MATERIAL.
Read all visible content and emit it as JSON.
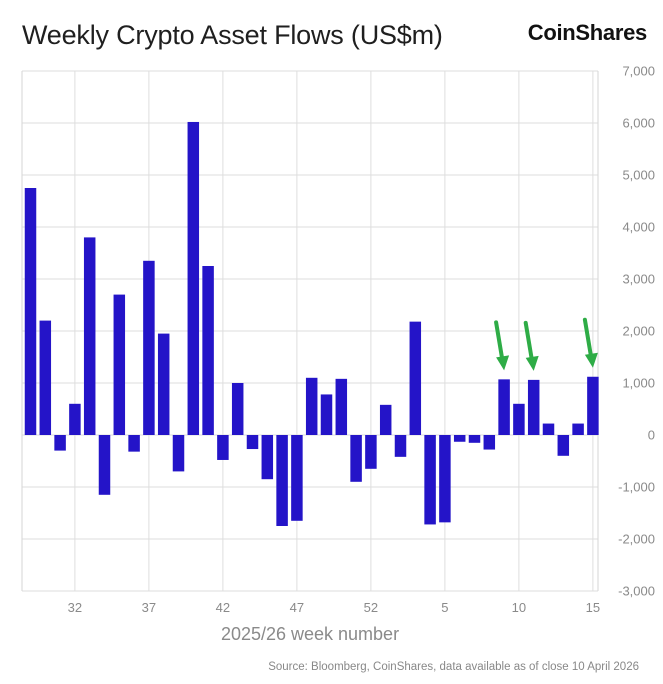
{
  "header": {
    "title": "Weekly Crypto Asset Flows (US$m)",
    "brand": "CoinShares"
  },
  "footer": {
    "source": "Source: Bloomberg, CoinShares, data available as of close 10 April 2026"
  },
  "chart_data": {
    "type": "bar",
    "title": "Weekly Crypto Asset Flows (US$m)",
    "xlabel": "2025/26 week number",
    "ylabel": "",
    "ylim": [
      -3000,
      7000
    ],
    "yticks": [
      7000,
      6000,
      5000,
      4000,
      3000,
      2000,
      1000,
      0,
      -1000,
      -2000,
      -3000
    ],
    "ytick_labels": [
      "7,000",
      "6,000",
      "5,000",
      "4,000",
      "3,000",
      "2,000",
      "1,000",
      "0",
      "-1,000",
      "-2,000",
      "-3,000"
    ],
    "categories": [
      "29",
      "30",
      "31",
      "32",
      "33",
      "34",
      "35",
      "36",
      "37",
      "38",
      "39",
      "40",
      "41",
      "42",
      "43",
      "44",
      "45",
      "46",
      "47",
      "48",
      "49",
      "50",
      "51",
      "52",
      "1",
      "2",
      "3",
      "4",
      "5",
      "6",
      "7",
      "8",
      "9",
      "10",
      "11",
      "12",
      "13",
      "14",
      "15"
    ],
    "values": [
      4750,
      2200,
      -300,
      600,
      3800,
      -1150,
      2700,
      -320,
      3350,
      1950,
      -700,
      6020,
      3250,
      -480,
      1000,
      -270,
      -850,
      -1750,
      -1650,
      1100,
      780,
      1080,
      -900,
      -650,
      580,
      -420,
      2180,
      -1720,
      -1680,
      -130,
      -150,
      -280,
      1070,
      600,
      1060,
      220,
      -400,
      220,
      1120
    ],
    "xtick_labels": [
      "32",
      "37",
      "42",
      "47",
      "52",
      "5",
      "10",
      "15"
    ],
    "bar_color": "#2414c8",
    "annotations": [
      {
        "type": "arrow",
        "category": "9",
        "color": "#2eac46"
      },
      {
        "type": "arrow",
        "category": "11",
        "color": "#2eac46"
      },
      {
        "type": "arrow",
        "category": "15",
        "color": "#2eac46"
      }
    ]
  }
}
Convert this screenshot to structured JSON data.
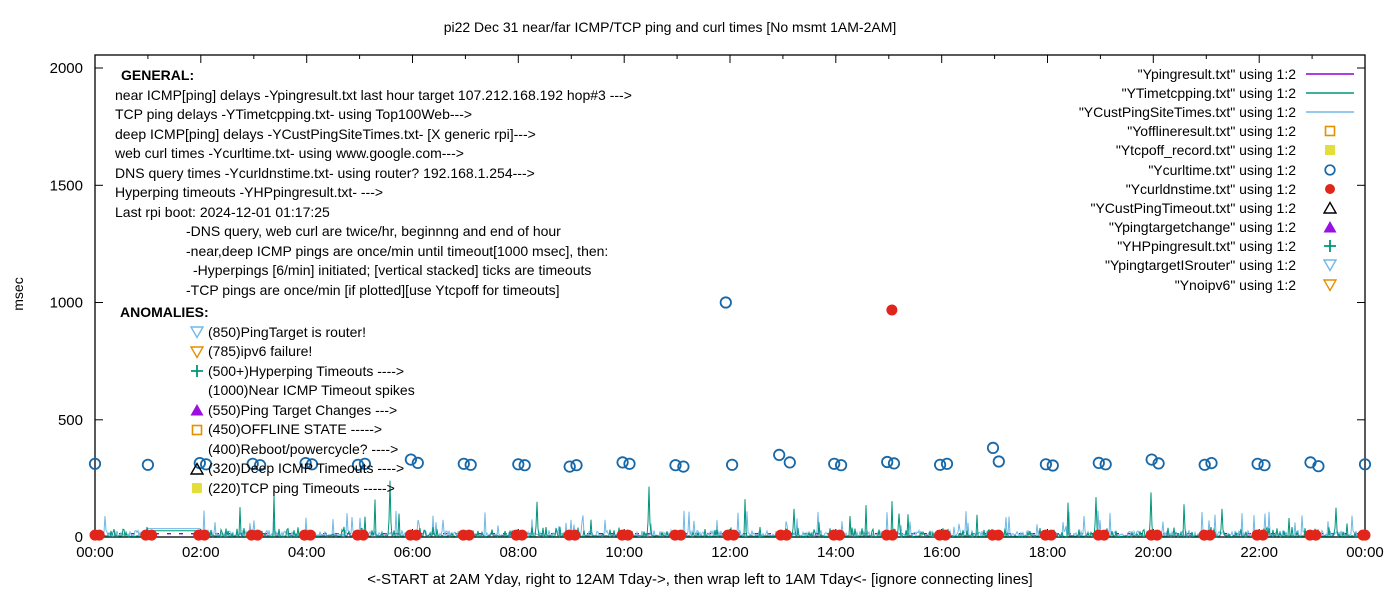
{
  "window_title": "pi22 Dec 31  near/far ICMP/TCP ping and curl times [No msmt 1AM-2AM]",
  "chart_data": {
    "type": "scatter",
    "title": "pi22 Dec 31  near/far ICMP/TCP ping and curl times [No msmt 1AM-2AM]",
    "xlabel": "<-START at 2AM Yday, right to 12AM Tday->, then wrap left to 1AM Tday<- [ignore connecting lines]",
    "ylabel": "msec",
    "x_tick_labels": [
      "00:00",
      "02:00",
      "04:00",
      "06:00",
      "08:00",
      "10:00",
      "12:00",
      "14:00",
      "16:00",
      "18:00",
      "20:00",
      "22:00",
      "00:00"
    ],
    "x_range_hours": [
      0,
      24
    ],
    "y_ticks": [
      0,
      500,
      1000,
      1500,
      2000
    ],
    "y_range_msec": [
      0,
      2055
    ],
    "grid": false,
    "legend_position": "top-right",
    "no_measurement_gap_hours": [
      1,
      2
    ],
    "series": [
      {
        "name": "\"Ypingresult.txt\" using 1:2",
        "style": "line",
        "color": "#9400d3",
        "role": "near ICMP ping delays",
        "baseline_msec": 14
      },
      {
        "name": "\"YTimetcpping.txt\" using 1:2",
        "style": "line",
        "color": "#009578",
        "role": "TCP ping delays",
        "baseline_msec": 5
      },
      {
        "name": "\"YCustPingSiteTimes.txt\" using 1:2",
        "style": "line",
        "color": "#70b8e6",
        "role": "deep ICMP ping delays",
        "baseline_msec": 20
      },
      {
        "name": "\"Yofflineresult.txt\" using 1:2",
        "style": "open-square",
        "color": "#e39000",
        "points": []
      },
      {
        "name": "\"Ytcpoff_record.txt\" using 1:2",
        "style": "filled-square",
        "color": "#e3de3a",
        "points": []
      },
      {
        "name": "\"Ycurltime.txt\" using 1:2",
        "style": "open-circle",
        "color": "#1668a8",
        "points": [
          [
            0,
            312
          ],
          [
            1,
            308
          ],
          [
            1.98,
            315
          ],
          [
            2.1,
            310
          ],
          [
            2.98,
            312
          ],
          [
            3.12,
            306
          ],
          [
            3.98,
            315
          ],
          [
            4.1,
            310
          ],
          [
            4.97,
            308
          ],
          [
            5.1,
            312
          ],
          [
            5.97,
            330
          ],
          [
            6.1,
            316
          ],
          [
            6.97,
            312
          ],
          [
            7.1,
            308
          ],
          [
            8,
            310
          ],
          [
            8.12,
            306
          ],
          [
            8.97,
            300
          ],
          [
            9.1,
            306
          ],
          [
            9.97,
            318
          ],
          [
            10.1,
            312
          ],
          [
            10.97,
            306
          ],
          [
            11.12,
            300
          ],
          [
            11.92,
            1000
          ],
          [
            12.04,
            308
          ],
          [
            12.93,
            350
          ],
          [
            13.13,
            318
          ],
          [
            13.97,
            312
          ],
          [
            14.1,
            306
          ],
          [
            14.97,
            320
          ],
          [
            15.1,
            314
          ],
          [
            15.97,
            308
          ],
          [
            16.1,
            312
          ],
          [
            16.97,
            380
          ],
          [
            17.08,
            322
          ],
          [
            17.97,
            310
          ],
          [
            18.1,
            305
          ],
          [
            18.97,
            316
          ],
          [
            19.1,
            310
          ],
          [
            19.97,
            330
          ],
          [
            20.1,
            314
          ],
          [
            20.97,
            308
          ],
          [
            21.1,
            315
          ],
          [
            21.97,
            312
          ],
          [
            22.1,
            306
          ],
          [
            22.97,
            318
          ],
          [
            23.12,
            302
          ],
          [
            24,
            310
          ]
        ]
      },
      {
        "name": "\"Ycurldnstime.txt\" using 1:2",
        "style": "filled-circle",
        "color": "#e1251b",
        "points": [
          [
            0,
            8
          ],
          [
            0.08,
            8
          ],
          [
            0.96,
            8
          ],
          [
            1.07,
            8
          ],
          [
            1.96,
            8
          ],
          [
            2.07,
            8
          ],
          [
            2.96,
            8
          ],
          [
            3.07,
            8
          ],
          [
            3.96,
            8
          ],
          [
            4.07,
            8
          ],
          [
            4.96,
            8
          ],
          [
            5.07,
            8
          ],
          [
            5.96,
            8
          ],
          [
            6.07,
            8
          ],
          [
            6.96,
            8
          ],
          [
            7.07,
            8
          ],
          [
            7.96,
            8
          ],
          [
            8.07,
            8
          ],
          [
            8.96,
            8
          ],
          [
            9.07,
            8
          ],
          [
            9.96,
            8
          ],
          [
            10.07,
            8
          ],
          [
            10.96,
            8
          ],
          [
            11.07,
            8
          ],
          [
            11.96,
            8
          ],
          [
            12.07,
            8
          ],
          [
            12.96,
            8
          ],
          [
            13.07,
            8
          ],
          [
            13.96,
            8
          ],
          [
            14.07,
            8
          ],
          [
            14.96,
            8
          ],
          [
            15.07,
            8
          ],
          [
            15.06,
            968
          ],
          [
            15.96,
            8
          ],
          [
            16.07,
            8
          ],
          [
            16.96,
            8
          ],
          [
            17.07,
            8
          ],
          [
            17.96,
            8
          ],
          [
            18.07,
            8
          ],
          [
            18.96,
            8
          ],
          [
            19.07,
            8
          ],
          [
            19.96,
            8
          ],
          [
            20.07,
            8
          ],
          [
            20.96,
            8
          ],
          [
            21.07,
            8
          ],
          [
            21.96,
            8
          ],
          [
            22.07,
            8
          ],
          [
            22.96,
            8
          ],
          [
            23.07,
            8
          ],
          [
            23.96,
            8
          ],
          [
            24,
            8
          ]
        ]
      },
      {
        "name": "\"YCustPingTimeout.txt\" using 1:2",
        "style": "open-triangle",
        "color": "#000000",
        "points": []
      },
      {
        "name": "\"Ypingtargetchange\" using 1:2",
        "style": "filled-triangle",
        "color": "#9b0fe0",
        "points": []
      },
      {
        "name": "\"YHPpingresult.txt\" using 1:2",
        "style": "plus",
        "color": "#009578",
        "points": []
      },
      {
        "name": "\"YpingtargetISrouter\" using 1:2",
        "style": "open-down-triangle",
        "color": "#70b8e6",
        "points": []
      },
      {
        "name": "\"Ynoipv6\" using 1:2",
        "style": "open-down-triangle",
        "color": "#e39000",
        "points": []
      }
    ],
    "noise": {
      "seed": 20241231,
      "teal_notable_spikes_hour_msec": [
        [
          5.57,
          240
        ],
        [
          8.35,
          150
        ],
        [
          10.47,
          215
        ],
        [
          13.2,
          120
        ],
        [
          15.2,
          100
        ],
        [
          18.92,
          170
        ],
        [
          19.95,
          190
        ],
        [
          21.3,
          120
        ],
        [
          23.45,
          125
        ]
      ],
      "gap_flat_msec": {
        "deep_icmp": 36,
        "tcp": 27,
        "near_icmp": 14
      }
    }
  },
  "general_block": {
    "heading": "GENERAL:",
    "lines": [
      {
        "indent": 0,
        "text": "near ICMP[ping] delays -Ypingresult.txt last hour target 107.212.168.192 hop#3 --->"
      },
      {
        "indent": 0,
        "text": "TCP ping delays -YTimetcpping.txt- using Top100Web--->"
      },
      {
        "indent": 0,
        "text": "deep ICMP[ping] delays -YCustPingSiteTimes.txt- [X generic rpi]--->"
      },
      {
        "indent": 0,
        "text": "web curl times -Ycurltime.txt- using www.google.com--->"
      },
      {
        "indent": 0,
        "text": "DNS query times -Ycurldnstime.txt- using router? 192.168.1.254--->"
      },
      {
        "indent": 0,
        "text": "Hyperping timeouts -YHPpingresult.txt- --->"
      },
      {
        "indent": 0,
        "text": "Last rpi boot: 2024-12-01 01:17:25"
      },
      {
        "indent": 71,
        "text": "-DNS query, web curl are twice/hr, beginnng and end of hour"
      },
      {
        "indent": 71,
        "text": "-near,deep ICMP pings are once/min until timeout[1000 msec], then:"
      },
      {
        "indent": 78,
        "text": "-Hyperpings [6/min] initiated; [vertical stacked] ticks are timeouts"
      },
      {
        "indent": 71,
        "text": "-TCP pings are once/min [if plotted][use Ytcpoff for timeouts]"
      }
    ]
  },
  "anomalies_block": {
    "heading": "ANOMALIES:",
    "lines": [
      {
        "marker": "open-down-triangle",
        "color": "#70b8e6",
        "text": "(850)PingTarget is router!"
      },
      {
        "marker": "open-down-triangle",
        "color": "#e39000",
        "text": "(785)ipv6 failure!"
      },
      {
        "marker": "plus",
        "color": "#009578",
        "text": "(500+)Hyperping Timeouts ---->"
      },
      {
        "marker": "",
        "color": "",
        "text": "(1000)Near ICMP Timeout spikes"
      },
      {
        "marker": "filled-triangle",
        "color": "#9b0fe0",
        "text": "(550)Ping Target Changes --->"
      },
      {
        "marker": "open-square",
        "color": "#e39000",
        "text": "(450)OFFLINE STATE ----->"
      },
      {
        "marker": "",
        "color": "",
        "text": "(400)Reboot/powercycle? ---->"
      },
      {
        "marker": "open-triangle",
        "color": "#000000",
        "text": "(320)Deep ICMP Timeouts ---->"
      },
      {
        "marker": "filled-square",
        "color": "#e3de3a",
        "text": "(220)TCP ping Timeouts ----->"
      }
    ]
  }
}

PROBLEM REQUIREMENTS.
In the entries above, find each line with the string "open" and copy it.

OUTPUT OF THE EXERCISE.
        "style": "open-square",
        "style": "open-circle",
        "style": "open-triangle",
        "style": "open-down-triangle",
        "style": "open-down-triangle",
        "marker": "open-down-triangle",
        "marker": "open-down-triangle",
        "marker": "open-square",
        "marker": "open-triangle",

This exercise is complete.